There is a real issue with fibre-to-the-premise projects that the level of investment and service opportunity is such that it makes almost no commercial sense to compete in the first mile. With an effective natural monopoly, especially in rural areas, it is essential that forms of competition are enforced and the monopoly regulated. With the market for next generation services beginning to emerge in the UK, now is the time to ensure the right regulatory models are in place - before the build-out begins in earnest.

This short piece looks at what models are necessary to ensure contested and open next Generation networks.  

Models for competition

There are four key levels at which competition can be encouraged and for a truly open market, the more levels of competition the better for both subscribers individually and for the wider economy. Those levels are:

• Network element - a dark fibre
• Optical - a reserved wavelength
• Data-link - a reserved PPP tunnel
• Physical - a reserved VLAN

Each of these layers has its own characteristics, which in some case may make then uneconomic to offer today.

Network Element

Offering dark fibres straight from the frame at the central office permits service providers to offer both their choice of services but also the access technology, CPE, and speed - it generates technological competition in the first mile, preventing a situation occurring as it has has with copper in the first mile where the incumbent dictates the technology, making decisions based on retaining market share at the lowest investment level.

The one issue with this model is that it gives a supplier exclusive access to a subscriber; once a dark fibre has been rented to a service provider, no other provider can access it, removing an possibility of separating triple-play offerings for example.

» **SUPPLIED RECORDS**:
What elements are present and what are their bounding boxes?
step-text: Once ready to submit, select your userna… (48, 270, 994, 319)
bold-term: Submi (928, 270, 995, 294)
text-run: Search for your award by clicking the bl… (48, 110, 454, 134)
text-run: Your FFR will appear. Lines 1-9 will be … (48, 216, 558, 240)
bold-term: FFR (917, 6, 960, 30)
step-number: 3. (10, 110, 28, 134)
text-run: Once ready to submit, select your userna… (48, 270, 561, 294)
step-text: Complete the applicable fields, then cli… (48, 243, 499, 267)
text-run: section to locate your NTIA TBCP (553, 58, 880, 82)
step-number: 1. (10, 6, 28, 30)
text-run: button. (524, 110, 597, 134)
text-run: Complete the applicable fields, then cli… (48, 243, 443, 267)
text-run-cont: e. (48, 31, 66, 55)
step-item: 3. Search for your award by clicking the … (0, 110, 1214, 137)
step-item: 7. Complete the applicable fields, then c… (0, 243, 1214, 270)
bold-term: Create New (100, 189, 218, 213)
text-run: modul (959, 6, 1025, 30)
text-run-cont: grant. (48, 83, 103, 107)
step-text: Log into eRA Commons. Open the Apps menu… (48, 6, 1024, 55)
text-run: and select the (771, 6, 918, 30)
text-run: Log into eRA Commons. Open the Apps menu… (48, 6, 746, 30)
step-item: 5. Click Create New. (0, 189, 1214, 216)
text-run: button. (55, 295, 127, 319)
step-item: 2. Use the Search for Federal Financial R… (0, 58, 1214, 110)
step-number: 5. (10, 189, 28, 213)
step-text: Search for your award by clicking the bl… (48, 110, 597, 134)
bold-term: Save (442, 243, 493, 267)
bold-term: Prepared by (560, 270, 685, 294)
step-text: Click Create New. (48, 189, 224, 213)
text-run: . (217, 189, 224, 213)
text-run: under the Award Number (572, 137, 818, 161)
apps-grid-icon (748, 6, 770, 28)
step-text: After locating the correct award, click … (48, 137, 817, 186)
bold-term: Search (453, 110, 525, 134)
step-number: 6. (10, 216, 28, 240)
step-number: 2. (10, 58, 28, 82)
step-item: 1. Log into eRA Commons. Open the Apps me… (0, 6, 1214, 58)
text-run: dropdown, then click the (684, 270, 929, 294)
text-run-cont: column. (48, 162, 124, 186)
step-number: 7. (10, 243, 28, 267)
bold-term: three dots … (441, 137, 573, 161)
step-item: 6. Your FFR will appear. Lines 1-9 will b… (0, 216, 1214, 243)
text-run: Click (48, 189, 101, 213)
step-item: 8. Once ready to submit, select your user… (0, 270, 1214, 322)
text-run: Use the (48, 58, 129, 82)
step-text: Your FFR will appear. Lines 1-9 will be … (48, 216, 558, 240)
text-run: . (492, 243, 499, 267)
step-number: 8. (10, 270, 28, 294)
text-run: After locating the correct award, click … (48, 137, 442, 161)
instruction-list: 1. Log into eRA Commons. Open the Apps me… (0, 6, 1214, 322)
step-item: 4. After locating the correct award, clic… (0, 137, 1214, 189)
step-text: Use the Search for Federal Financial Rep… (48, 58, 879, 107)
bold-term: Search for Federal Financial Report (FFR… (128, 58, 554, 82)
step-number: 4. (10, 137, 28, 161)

...

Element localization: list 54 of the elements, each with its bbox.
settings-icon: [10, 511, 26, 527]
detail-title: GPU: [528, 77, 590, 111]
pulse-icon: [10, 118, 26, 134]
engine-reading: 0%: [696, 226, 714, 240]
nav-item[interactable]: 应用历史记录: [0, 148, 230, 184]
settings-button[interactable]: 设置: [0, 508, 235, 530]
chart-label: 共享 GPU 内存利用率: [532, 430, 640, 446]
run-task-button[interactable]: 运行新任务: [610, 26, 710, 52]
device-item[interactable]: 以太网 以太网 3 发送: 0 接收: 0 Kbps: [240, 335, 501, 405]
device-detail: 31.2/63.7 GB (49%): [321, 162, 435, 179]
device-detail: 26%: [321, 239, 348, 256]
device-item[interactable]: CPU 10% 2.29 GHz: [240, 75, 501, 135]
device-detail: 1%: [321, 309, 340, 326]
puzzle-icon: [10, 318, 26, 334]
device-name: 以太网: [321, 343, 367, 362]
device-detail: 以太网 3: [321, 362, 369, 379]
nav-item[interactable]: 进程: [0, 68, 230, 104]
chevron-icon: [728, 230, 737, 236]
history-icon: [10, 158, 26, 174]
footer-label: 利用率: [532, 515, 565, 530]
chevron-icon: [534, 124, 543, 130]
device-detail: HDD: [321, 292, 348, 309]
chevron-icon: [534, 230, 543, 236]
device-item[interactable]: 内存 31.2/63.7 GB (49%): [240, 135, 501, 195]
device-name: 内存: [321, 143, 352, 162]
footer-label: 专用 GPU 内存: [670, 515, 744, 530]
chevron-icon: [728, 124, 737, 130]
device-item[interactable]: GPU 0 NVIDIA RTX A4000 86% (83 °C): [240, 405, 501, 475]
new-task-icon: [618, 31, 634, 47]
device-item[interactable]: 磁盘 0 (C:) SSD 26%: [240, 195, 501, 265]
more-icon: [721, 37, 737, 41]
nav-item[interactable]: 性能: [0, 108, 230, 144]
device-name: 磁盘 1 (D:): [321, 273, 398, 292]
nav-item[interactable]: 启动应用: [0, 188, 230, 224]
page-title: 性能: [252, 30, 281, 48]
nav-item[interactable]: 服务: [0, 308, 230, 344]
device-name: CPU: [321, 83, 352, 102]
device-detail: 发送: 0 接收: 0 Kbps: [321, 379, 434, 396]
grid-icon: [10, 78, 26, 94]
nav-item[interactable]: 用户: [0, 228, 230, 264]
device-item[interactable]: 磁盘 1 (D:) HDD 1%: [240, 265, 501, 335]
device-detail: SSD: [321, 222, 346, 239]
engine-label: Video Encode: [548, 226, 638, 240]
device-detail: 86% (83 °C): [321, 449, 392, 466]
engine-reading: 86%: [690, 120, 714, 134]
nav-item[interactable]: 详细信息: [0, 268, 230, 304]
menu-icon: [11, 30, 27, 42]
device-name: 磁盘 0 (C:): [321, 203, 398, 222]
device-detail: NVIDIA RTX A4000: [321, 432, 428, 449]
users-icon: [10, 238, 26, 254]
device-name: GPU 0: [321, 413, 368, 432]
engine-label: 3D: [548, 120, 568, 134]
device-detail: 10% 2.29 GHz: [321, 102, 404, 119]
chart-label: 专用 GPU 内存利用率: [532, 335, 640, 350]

» **GOALS**:
1. Based on the piece on competition in next-generation fiber networks, answer each statement (a), (b), and (c) with yes or no, and quote the deciding words of the text. (a) The text names four levels at which competition can be encouraged. (b) The text places a reserved VLAN at the optical level. (c) Under the dark fibre model, several providers can reach the same subscriber over one rented fibre.
2. In the records, find the part that opens with the line containing "Element localization: list" and closes with the line containing "device-detail: 31.2/63.7 GB". Output only that part as a Markdown table with the columns Row and Line, numbering each line and omitting blank lines.

» **SOLUTIONS IN ORDER**:
1.
(a) Yes: "There are four key levels at which competition can be encouraged"
(b) No: "Physical - a reserved VLAN"
(c) No: "once a dark fibre has been rented to a service provider, no other provider can access it"

2.
| Row | Line |
|---|---|
| 1 | Element localization: list 54 of the elements, each with its bbox. |
| 2 | settings-icon: [10, 511, 26, 527] |
| 3 | detail-title: GPU: [528, 77, 590, 111] |
| 4 | pulse-icon: [10, 118, 26, 134] |
| 5 | engine-reading: 0%: [696, 226, 714, 240] |
| 6 | nav-item[interactable]: 应用历史记录: [0, 148, 230, 184] |
| 7 | settings-button[interactable]: 设置: [0, 508, 235, 530] |
| 8 | chart-label: 共享 GPU 内存利用率: [532, 430, 640, 446] |
| 9 | run-task-button[interactable]: 运行新任务: [610, 26, 710, 52] |
| 10 | device-item[interactable]: 以太网 以太网 3 发送: 0 接收: 0 Kbps: [240, 335, 501, 405] |
| 11 | device-detail: 31.2/63.7 GB (49%): [321, 162, 435, 179] |